- WORK REQUIRED
Repeat everything in the material exactly.
■ ■ ■ ■
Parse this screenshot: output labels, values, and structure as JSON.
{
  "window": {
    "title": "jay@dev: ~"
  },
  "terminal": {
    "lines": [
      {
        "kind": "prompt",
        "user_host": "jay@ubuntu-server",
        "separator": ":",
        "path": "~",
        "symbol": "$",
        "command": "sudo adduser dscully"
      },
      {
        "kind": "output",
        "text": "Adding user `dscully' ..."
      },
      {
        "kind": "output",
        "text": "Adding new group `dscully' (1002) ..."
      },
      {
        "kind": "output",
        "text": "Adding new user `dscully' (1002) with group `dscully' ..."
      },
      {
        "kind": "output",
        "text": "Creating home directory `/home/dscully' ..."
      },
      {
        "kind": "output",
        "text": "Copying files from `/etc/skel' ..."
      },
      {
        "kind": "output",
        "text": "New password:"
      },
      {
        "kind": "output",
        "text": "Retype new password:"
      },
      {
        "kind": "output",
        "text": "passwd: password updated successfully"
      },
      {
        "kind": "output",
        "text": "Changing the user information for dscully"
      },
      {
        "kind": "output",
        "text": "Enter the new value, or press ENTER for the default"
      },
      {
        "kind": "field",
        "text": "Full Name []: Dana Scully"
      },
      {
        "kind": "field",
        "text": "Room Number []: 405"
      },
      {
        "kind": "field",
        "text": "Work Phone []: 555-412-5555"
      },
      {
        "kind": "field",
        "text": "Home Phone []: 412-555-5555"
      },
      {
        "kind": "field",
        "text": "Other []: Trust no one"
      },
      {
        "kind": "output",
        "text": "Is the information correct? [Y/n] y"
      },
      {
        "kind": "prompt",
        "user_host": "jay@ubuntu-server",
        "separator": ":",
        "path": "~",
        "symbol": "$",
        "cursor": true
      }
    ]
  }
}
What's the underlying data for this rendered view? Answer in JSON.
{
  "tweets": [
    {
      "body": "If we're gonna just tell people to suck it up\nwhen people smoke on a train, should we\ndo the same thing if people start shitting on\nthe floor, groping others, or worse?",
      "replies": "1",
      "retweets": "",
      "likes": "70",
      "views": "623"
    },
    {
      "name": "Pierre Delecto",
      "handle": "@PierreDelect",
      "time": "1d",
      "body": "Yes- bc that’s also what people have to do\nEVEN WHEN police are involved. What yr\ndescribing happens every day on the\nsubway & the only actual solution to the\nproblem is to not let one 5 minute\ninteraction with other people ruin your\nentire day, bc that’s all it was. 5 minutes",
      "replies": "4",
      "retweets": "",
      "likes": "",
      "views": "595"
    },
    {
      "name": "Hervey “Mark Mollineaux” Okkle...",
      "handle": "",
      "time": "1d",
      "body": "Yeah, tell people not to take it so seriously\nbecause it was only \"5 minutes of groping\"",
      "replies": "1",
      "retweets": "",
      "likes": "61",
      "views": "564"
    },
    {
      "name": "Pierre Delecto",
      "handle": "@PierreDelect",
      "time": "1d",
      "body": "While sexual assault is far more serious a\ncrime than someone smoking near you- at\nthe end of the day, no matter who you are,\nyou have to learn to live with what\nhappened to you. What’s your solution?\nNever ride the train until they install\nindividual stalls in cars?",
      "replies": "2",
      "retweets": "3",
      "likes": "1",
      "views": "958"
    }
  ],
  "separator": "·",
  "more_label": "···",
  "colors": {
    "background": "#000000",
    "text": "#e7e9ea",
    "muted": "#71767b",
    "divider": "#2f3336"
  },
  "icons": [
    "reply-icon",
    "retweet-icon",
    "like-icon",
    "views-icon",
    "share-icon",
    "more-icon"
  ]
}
■ ■ ■ ■
- EXERCISE SOLUTION
Parse this screenshot: output labels, values, and structure as JSON.
{
  "window": {
    "title": "jay@dev: ~"
  },
  "terminal": {
    "lines": [
      {
        "kind": "prompt",
        "user_host": "jay@ubuntu-server",
        "separator": ":",
        "path": "~",
        "symbol": "$",
        "command": "sudo adduser dscully"
      },
      {
        "kind": "output",
        "text": "Adding user `dscully' ..."
      },
      {
        "kind": "output",
        "text": "Adding new group `dscully' (1002) ..."
      },
      {
        "kind": "output",
        "text": "Adding new user `dscully' (1002) with group `dscully' ..."
      },
      {
        "kind": "output",
        "text": "Creating home directory `/home/dscully' ..."
      },
      {
        "kind": "output",
        "text": "Copying files from `/etc/skel' ..."
      },
      {
        "kind": "output",
        "text": "New password:"
      },
      {
        "kind": "output",
        "text": "Retype new password:"
      },
      {
        "kind": "output",
        "text": "passwd: password updated successfully"
      },
      {
        "kind": "output",
        "text": "Changing the user information for dscully"
      },
      {
        "kind": "output",
        "text": "Enter the new value, or press ENTER for the default"
      },
      {
        "kind": "field",
        "text": "Full Name []: Dana Scully"
      },
      {
        "kind": "field",
        "text": "Room Number []: 405"
      },
      {
        "kind": "field",
        "text": "Work Phone []: 555-412-5555"
      },
      {
        "kind": "field",
        "text": "Home Phone []: 412-555-5555"
      },
      {
        "kind": "field",
        "text": "Other []: Trust no one"
      },
      {
        "kind": "output",
        "text": "Is the information correct? [Y/n] y"
      },
      {
        "kind": "prompt",
        "user_host": "jay@ubuntu-server",
        "separator": ":",
        "path": "~",
        "symbol": "$",
        "cursor": true
      }
    ]
  }
}
What's the underlying data for this rendered view? Answer in JSON.
{
  "tweets": [
    {
      "body": "If we're gonna just tell people to suck it up\nwhen people smoke on a train, should we\ndo the same thing if people start shitting on\nthe floor, groping others, or worse?",
      "replies": "1",
      "retweets": "",
      "likes": "70",
      "views": "623"
    },
    {
      "name": "Pierre Delecto",
      "handle": "@PierreDelect",
      "time": "1d",
      "body": "Yes- bc that’s also what people have to do\nEVEN WHEN police are involved. What yr\ndescribing happens every day on the\nsubway & the only actual solution to the\nproblem is to not let one 5 minute\ninteraction with other people ruin your\nentire day, bc that’s all it was. 5 minutes",
      "replies": "4",
      "retweets": "",
      "likes": "",
      "views": "595"
    },
    {
      "name": "Hervey “Mark Mollineaux” Okkle...",
      "handle": "",
      "time": "1d",
      "body": "Yeah, tell people not to take it so seriously\nbecause it was only \"5 minutes of groping\"",
      "replies": "1",
      "retweets": "",
      "likes": "61",
      "views": "564"
    },
    {
      "name": "Pierre Delecto",
      "handle": "@PierreDelect",
      "time": "1d",
      "body": "While sexual assault is far more serious a\ncrime than someone smoking near you- at\nthe end of the day, no matter who you are,\nyou have to learn to live with what\nhappened to you. What’s your solution?\nNever ride the train until they install\nindividual stalls in cars?",
      "replies": "2",
      "retweets": "3",
      "likes": "1",
      "views": "958"
    }
  ],
  "separator": "·",
  "more_label": "···",
  "colors": {
    "background": "#000000",
    "text": "#e7e9ea",
    "muted": "#71767b",
    "divider": "#2f3336"
  },
  "icons": [
    "reply-icon",
    "retweet-icon",
    "like-icon",
    "views-icon",
    "share-icon",
    "more-icon"
  ]
}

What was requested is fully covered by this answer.